* _Data for the task_
________________________
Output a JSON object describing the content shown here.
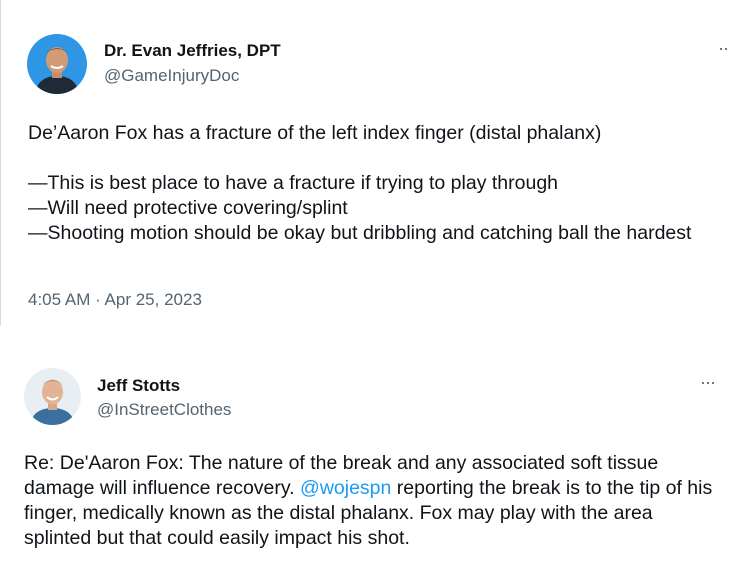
{
  "tweet1": {
    "name": "Dr. Evan Jeffries, DPT",
    "handle": "@GameInjuryDoc",
    "more_icon": "more-dots-icon",
    "text": "De’Aaron Fox has a fracture of the left index finger (distal phalanx)\n\n—This is best place to have a fracture if trying to play through\n—Will need protective covering/splint\n—Shooting motion should be okay but dribbling and catching ball the hardest",
    "timestamp": "4:05 AM · Apr 25, 2023",
    "avatar_bg": "#2f96e6"
  },
  "tweet2": {
    "name": "Jeff Stotts",
    "handle": "@InStreetClothes",
    "more_icon": "more-dots-icon",
    "text_before": "Re: De'Aaron Fox: The nature of the break and any associated soft tissue damage will influence recovery. ",
    "mention": "@wojespn",
    "text_after": " reporting the break is to the tip of his finger, medically known as the distal phalanx. Fox may play with the area splinted but that could easily impact his shot.",
    "avatar_bg": "#e9eef2",
    "mention_color": "#1d9bf0"
  }
}
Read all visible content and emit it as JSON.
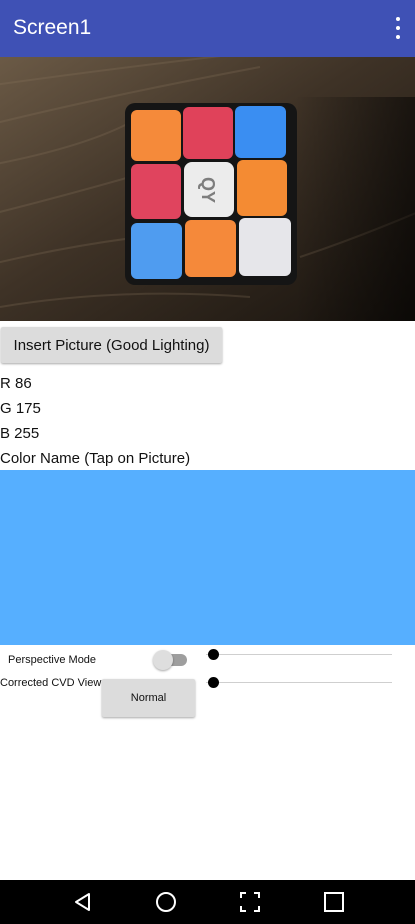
{
  "app_bar": {
    "title": "Screen1",
    "menu_icon": "more-vert-icon",
    "color": "#3f51b5"
  },
  "photo": {
    "subject": "rubiks-cube-photo",
    "logo_text": "QY"
  },
  "insert_button": {
    "label": "Insert Picture (Good Lighting)"
  },
  "color_info": {
    "r": "R 86",
    "g": "G 175",
    "b": "B 255",
    "name_hint": "Color Name (Tap on Picture)",
    "swatch_color": "#56afff"
  },
  "controls": {
    "perspective_label": "Perspective Mode",
    "perspective_on": false,
    "cvd_label": "Corrected CVD View",
    "cvd_button_label": "Normal",
    "slider_1_value": 0,
    "slider_2_value": 0
  },
  "nav_bar": {
    "back_icon": "back-triangle-icon",
    "home_icon": "home-circle-icon",
    "screenshot_icon": "screenshot-frame-icon",
    "recents_icon": "recents-square-icon"
  }
}
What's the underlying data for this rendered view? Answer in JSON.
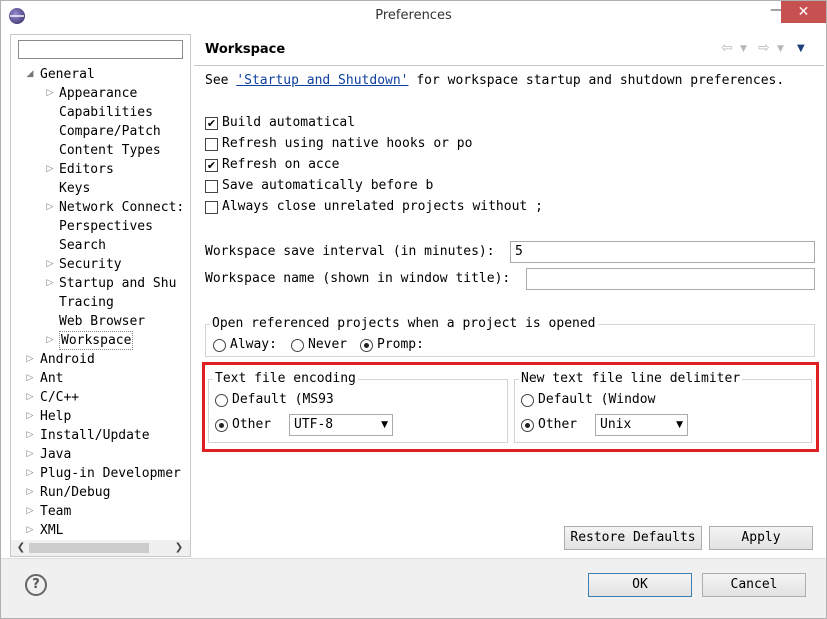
________________________
* _Work to complete_
Give every line back word for word and leave the pictures out.

* _Output for this task_
Output a JSON object describing the content shown here.
{
  "tweet1": {
    "name": "Dr. Evan Jeffries, DPT",
    "handle": "@GameInjuryDoc",
    "more_icon": "more-dots-icon",
    "text": "De’Aaron Fox has a fracture of the left index finger (distal phalanx)\n\n—This is best place to have a fracture if trying to play through\n—Will need protective covering/splint\n—Shooting motion should be okay but dribbling and catching ball the hardest",
    "timestamp": "4:05 AM · Apr 25, 2023",
    "avatar_bg": "#2f96e6"
  },
  "tweet2": {
    "name": "Jeff Stotts",
    "handle": "@InStreetClothes",
    "more_icon": "more-dots-icon",
    "text_before": "Re: De'Aaron Fox: The nature of the break and any associated soft tissue damage will influence recovery. ",
    "mention": "@wojespn",
    "text_after": " reporting the break is to the tip of his finger, medically known as the distal phalanx. Fox may play with the area splinted but that could easily impact his shot.",
    "avatar_bg": "#e9eef2",
    "mention_color": "#1d9bf0"
  }
}
Read all visible content and emit it as JSON.
{
  "app_bar": {
    "title": "Screen1",
    "menu_icon": "more-vert-icon",
    "color": "#3f51b5"
  },
  "photo": {
    "subject": "rubiks-cube-photo",
    "logo_text": "QY"
  },
  "insert_button": {
    "label": "Insert Picture (Good Lighting)"
  },
  "color_info": {
    "r": "R 86",
    "g": "G 175",
    "b": "B 255",
    "name_hint": "Color Name (Tap on Picture)",
    "swatch_color": "#56afff"
  },
  "controls": {
    "perspective_label": "Perspective Mode",
    "perspective_on": false,
    "cvd_label": "Corrected CVD View",
    "cvd_button_label": "Normal",
    "slider_1_value": 0,
    "slider_2_value": 0
  },
  "nav_bar": {
    "back_icon": "back-triangle-icon",
    "home_icon": "home-circle-icon",
    "screenshot_icon": "screenshot-frame-icon",
    "recents_icon": "recents-square-icon"
  }
}
What's the underlying data for this rendered view? Answer in JSON.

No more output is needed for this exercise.